» **What you have to do**
Images are excluded; otherwise, output every record exactly.
*** Dataset ***
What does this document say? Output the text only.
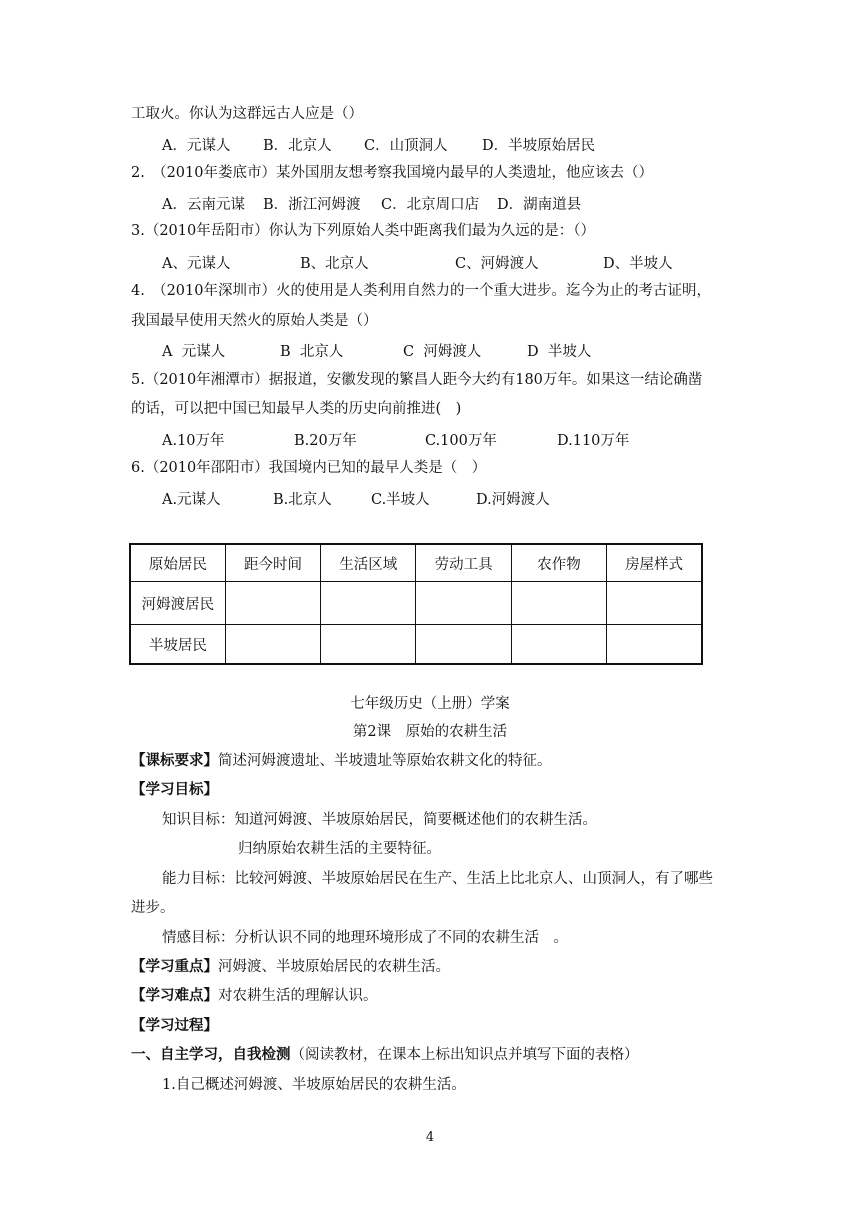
工取火。你认为这群远古人应是（）
A．元谋人 B．北京人 C．山顶洞人 D．半坡原始居民
2.　（2010年娄底市）某外国朋友想考察我国境内最早的人类遗址，他应该去（）
A．云南元谋 B．浙江河姆渡 C．北京周口店 D．湖南道县
3.（2010年岳阳市）你认为下列原始人类中距离我们最为久远的是：（）
A、元谋人	B、北京人	C、河姆渡人	D、半坡人
4.　（2010年深圳市）火的使用是人类利用自然力的一个重大进步。迄今为止的考古证明，
我国最早使用天然火的原始人类是（）
A  元谋人	B  北京人	C  河姆渡人	D  半坡人
5.（2010年湘潭市）据报道，安徽发现的繁昌人距今大约有180万年。如果这一结论确凿
的话，可以把中国已知最早人类的历史向前推进(　)
A.10万年	B.20万年	C.100万年	D.110万年
6.（2010年邵阳市）我国境内已知的最早人类是（　）
A.元谋人	B.北京人	C.半坡人	D.河姆渡人
原始居民	距今时间	生活区域	劳动工具	农作物	房屋样式
河姆渡居民					
半坡居民					
七年级历史（上册）学案
第2课　原始的农耕生活
【课标要求】简述河姆渡遗址、半坡遗址等原始农耕文化的特征。
【学习目标】
知识目标：知道河姆渡、半坡原始居民，简要概述他们的农耕生活。
归纳原始农耕生活的主要特征。
能力目标：比较河姆渡、半坡原始居民在生产、生活上比北京人、山顶洞人，有了哪些
进步。
情感目标：分析认识不同的地理环境形成了不同的农耕生活　。
【学习重点】河姆渡、半坡原始居民的农耕生活。
【学习难点】对农耕生活的理解认识。
【学习过程】
一、自主学习，自我检测（阅读教材，在课本上标出知识点并填写下面的表格）
1.自己概述河姆渡、半坡原始居民的农耕生活。
4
***
» **Output**
What does this document say? Output the text only.
工取火。你认为这群远古人应是（）
A．元谋人 B．北京人 C．山顶洞人 D．半坡原始居民
2.　（2010年娄底市）某外国朋友想考察我国境内最早的人类遗址，他应该去（）
A．云南元谋 B．浙江河姆渡 C．北京周口店 D．湖南道县
3.（2010年岳阳市）你认为下列原始人类中距离我们最为久远的是：（）
A、元谋人	B、北京人	C、河姆渡人	D、半坡人
4.　（2010年深圳市）火的使用是人类利用自然力的一个重大进步。迄今为止的考古证明，
我国最早使用天然火的原始人类是（）
A  元谋人	B  北京人	C  河姆渡人	D  半坡人
5.（2010年湘潭市）据报道，安徽发现的繁昌人距今大约有180万年。如果这一结论确凿
的话，可以把中国已知最早人类的历史向前推进(　)
A.10万年	B.20万年	C.100万年	D.110万年
6.（2010年邵阳市）我国境内已知的最早人类是（　）
A.元谋人	B.北京人	C.半坡人	D.河姆渡人
原始居民	距今时间	生活区域	劳动工具	农作物	房屋样式
河姆渡居民					
半坡居民					
七年级历史（上册）学案
第2课　原始的农耕生活
【课标要求】简述河姆渡遗址、半坡遗址等原始农耕文化的特征。
【学习目标】
知识目标：知道河姆渡、半坡原始居民，简要概述他们的农耕生活。
归纳原始农耕生活的主要特征。
能力目标：比较河姆渡、半坡原始居民在生产、生活上比北京人、山顶洞人，有了哪些
进步。
情感目标：分析认识不同的地理环境形成了不同的农耕生活　。
【学习重点】河姆渡、半坡原始居民的农耕生活。
【学习难点】对农耕生活的理解认识。
【学习过程】
一、自主学习，自我检测（阅读教材，在课本上标出知识点并填写下面的表格）
1.自己概述河姆渡、半坡原始居民的农耕生活。
4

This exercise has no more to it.